Request:
Give the data again exactly as written, skipping any pictures.
[Start of Supplied information]
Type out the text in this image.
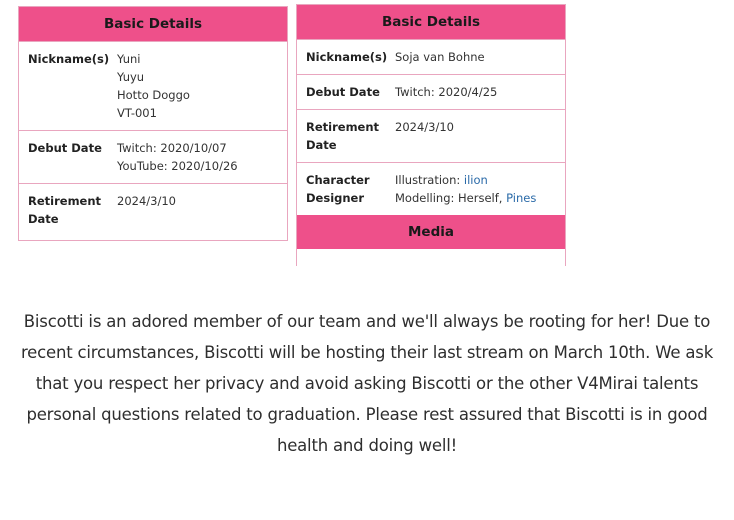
Basic Details
Nickname(s) Yuni
Yuyu
Hotto Doggo
VT-001
Debut Date	Twitch: 2020/10/07
YouTube: 2020/10/26
Retirement Date
2024/3/10
Basic Details
Nickname(s) Soja van Bohne
Debut Date	Twitch: 2020/4/25
Retirement Date
2024/3/10
Character Designer
Illustration: ilion
Modelling: Herself, Pines
Media
Biscotti is an adored member of our team and we'll always be rooting for her! Due to recent circumstances, Biscotti will be hosting their last stream on March 10th. We ask that you respect her privacy and avoid asking Biscotti or the other V4Mirai talents personal questions related to graduation. Please rest assured that Biscotti is in good health and doing well!
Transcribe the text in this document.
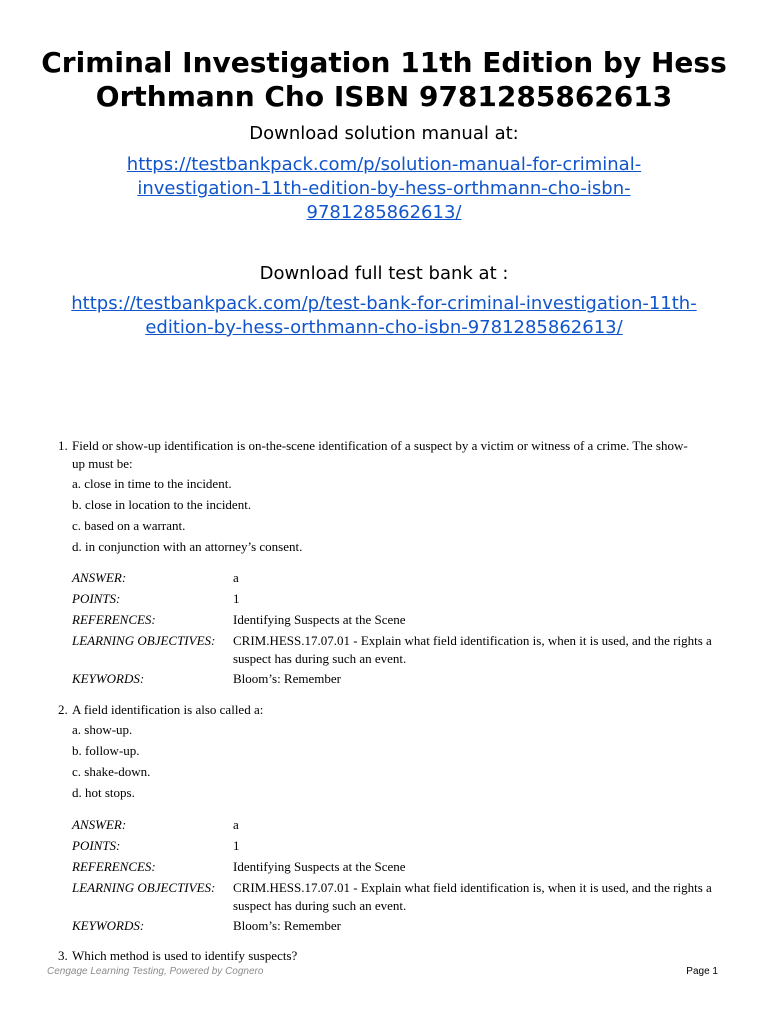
Criminal Investigation 11th Edition by Hess Orthmann Cho ISBN 9781285862613
Download solution manual at:
https://testbankpack.com/p/solution-manual-for-criminal-investigation-11th-edition-by-hess-orthmann-cho-isbn-9781285862613/
Download full test bank at :
https://testbankpack.com/p/test-bank-for-criminal-investigation-11th-edition-by-hess-orthmann-cho-isbn-9781285862613/
1. Field or show-up identification is on-the-scene identification of a suspect by a victim or witness of a crime. The show-up must be:
a. close in time to the incident.
b. close in location to the incident.
c. based on a warrant.
d. in conjunction with an attorney’s consent.
ANSWER:	a
POINTS:	1
REFERENCES:	Identifying Suspects at the Scene
LEARNING OBJECTIVES: CRIM.HESS.17.07.01 - Explain what field identification is, when it is used, and the rights a suspect has during such an event.
KEYWORDS:	Bloom’s: Remember
2. A field identification is also called a:
a. show-up.
b. follow-up.
c. shake-down.
d. hot stops.
ANSWER:	a
POINTS:	1
REFERENCES:	Identifying Suspects at the Scene
LEARNING OBJECTIVES: CRIM.HESS.17.07.01 - Explain what field identification is, when it is used, and the rights a suspect has during such an event.
KEYWORDS:	Bloom’s: Remember
3. Which method is used to identify suspects?
Cengage Learning Testing, Powered by Cognero	Page 1
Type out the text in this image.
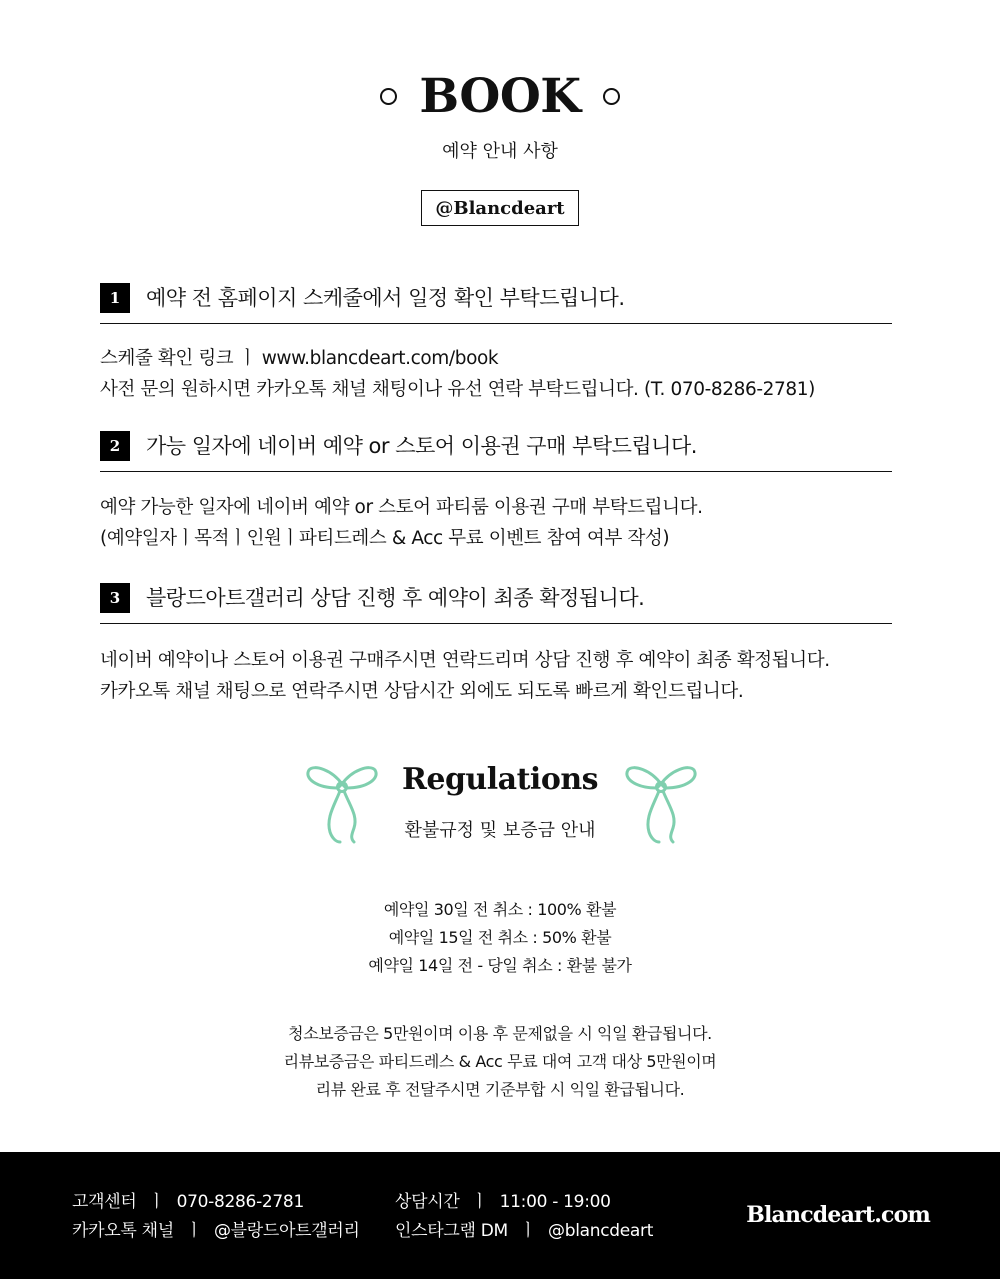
BOOK
예약 안내 사항
@Blancdeart
1	예약 전 홈페이지 스케줄에서 일정 확인 부탁드립니다.
스케줄 확인 링크 ㅣ www.blancdeart.com/book
사전 문의 원하시면 카카오톡 채널 채팅이나 유선 연락 부탁드립니다. (T. 070-8286-2781)
2	가능 일자에 네이버 예약 or 스토어 이용권 구매 부탁드립니다.
예약 가능한 일자에 네이버 예약 or 스토어 파티룸 이용권 구매 부탁드립니다.
(예약일자ㅣ목적ㅣ인원ㅣ파티드레스 & Acc 무료 이벤트 참여 여부 작성)
3	블랑드아트갤러리 상담 진행 후 예약이 최종 확정됩니다.
네이버 예약이나 스토어 이용권 구매주시면 연락드리며 상담 진행 후 예약이 최종 확정됩니다.
카카오톡 채널 채팅으로 연락주시면 상담시간 외에도 되도록 빠르게 확인드립니다.
Regulations
환불규정 및 보증금 안내
예약일 30일 전 취소 : 100% 환불
예약일 15일 전 취소 : 50% 환불
예약일 14일 전 - 당일 취소 : 환불 불가
청소보증금은 5만원이며 이용 후 문제없을 시 익일 환급됩니다.
리뷰보증금은 파티드레스 & Acc 무료 대여 고객 대상 5만원이며
리뷰 완료 후 전달주시면 기준부합 시 익일 환급됩니다.
고객센터 ㅣ 070-8286-2781
카카오톡 채널 ㅣ @블랑드아트갤러리
상담시간 ㅣ 11:00 - 19:00
인스타그램 DM ㅣ @blancdeart
Blancdeart.com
[End of Supplied information]
Correct response:
Type out the text in this image.
Basic Details
Nickname(s) Yuni
Yuyu
Hotto Doggo
VT-001
Debut Date	Twitch: 2020/10/07
YouTube: 2020/10/26
Retirement Date
2024/3/10
Basic Details
Nickname(s) Soja van Bohne
Debut Date	Twitch: 2020/4/25
Retirement Date
2024/3/10
Character Designer
Illustration: ilion
Modelling: Herself, Pines
Media
Biscotti is an adored member of our team and we'll always be rooting for her! Due to recent circumstances, Biscotti will be hosting their last stream on March 10th. We ask that you respect her privacy and avoid asking Biscotti or the other V4Mirai talents personal questions related to graduation. Please rest assured that Biscotti is in good health and doing well!
Transcribe the text in this document.
Criminal Investigation 11th Edition by Hess Orthmann Cho ISBN 9781285862613
Download solution manual at:
https://testbankpack.com/p/solution-manual-for-criminal-investigation-11th-edition-by-hess-orthmann-cho-isbn-9781285862613/
Download full test bank at :
https://testbankpack.com/p/test-bank-for-criminal-investigation-11th-edition-by-hess-orthmann-cho-isbn-9781285862613/
1. Field or show-up identification is on-the-scene identification of a suspect by a victim or witness of a crime. The show-up must be:
a. close in time to the incident.
b. close in location to the incident.
c. based on a warrant.
d. in conjunction with an attorney’s consent.
ANSWER:	a
POINTS:	1
REFERENCES:	Identifying Suspects at the Scene
LEARNING OBJECTIVES: CRIM.HESS.17.07.01 - Explain what field identification is, when it is used, and the rights a suspect has during such an event.
KEYWORDS:	Bloom’s: Remember
2. A field identification is also called a:
a. show-up.
b. follow-up.
c. shake-down.
d. hot stops.
ANSWER:	a
POINTS:	1
REFERENCES:	Identifying Suspects at the Scene
LEARNING OBJECTIVES: CRIM.HESS.17.07.01 - Explain what field identification is, when it is used, and the rights a suspect has during such an event.
KEYWORDS:	Bloom’s: Remember
3. Which method is used to identify suspects?
Cengage Learning Testing, Powered by Cognero	Page 1
Type out the text in this image.
BOOK
예약 안내 사항
@Blancdeart
1	예약 전 홈페이지 스케줄에서 일정 확인 부탁드립니다.
스케줄 확인 링크 ㅣ www.blancdeart.com/book
사전 문의 원하시면 카카오톡 채널 채팅이나 유선 연락 부탁드립니다. (T. 070-8286-2781)
2	가능 일자에 네이버 예약 or 스토어 이용권 구매 부탁드립니다.
예약 가능한 일자에 네이버 예약 or 스토어 파티룸 이용권 구매 부탁드립니다.
(예약일자ㅣ목적ㅣ인원ㅣ파티드레스 & Acc 무료 이벤트 참여 여부 작성)
3	블랑드아트갤러리 상담 진행 후 예약이 최종 확정됩니다.
네이버 예약이나 스토어 이용권 구매주시면 연락드리며 상담 진행 후 예약이 최종 확정됩니다.
카카오톡 채널 채팅으로 연락주시면 상담시간 외에도 되도록 빠르게 확인드립니다.
Regulations
환불규정 및 보증금 안내
예약일 30일 전 취소 : 100% 환불
예약일 15일 전 취소 : 50% 환불
예약일 14일 전 - 당일 취소 : 환불 불가
청소보증금은 5만원이며 이용 후 문제없을 시 익일 환급됩니다.
리뷰보증금은 파티드레스 & Acc 무료 대여 고객 대상 5만원이며
리뷰 완료 후 전달주시면 기준부합 시 익일 환급됩니다.
고객센터 ㅣ 070-8286-2781
카카오톡 채널 ㅣ @블랑드아트갤러리
상담시간 ㅣ 11:00 - 19:00
인스타그램 DM ㅣ @blancdeart
Blancdeart.com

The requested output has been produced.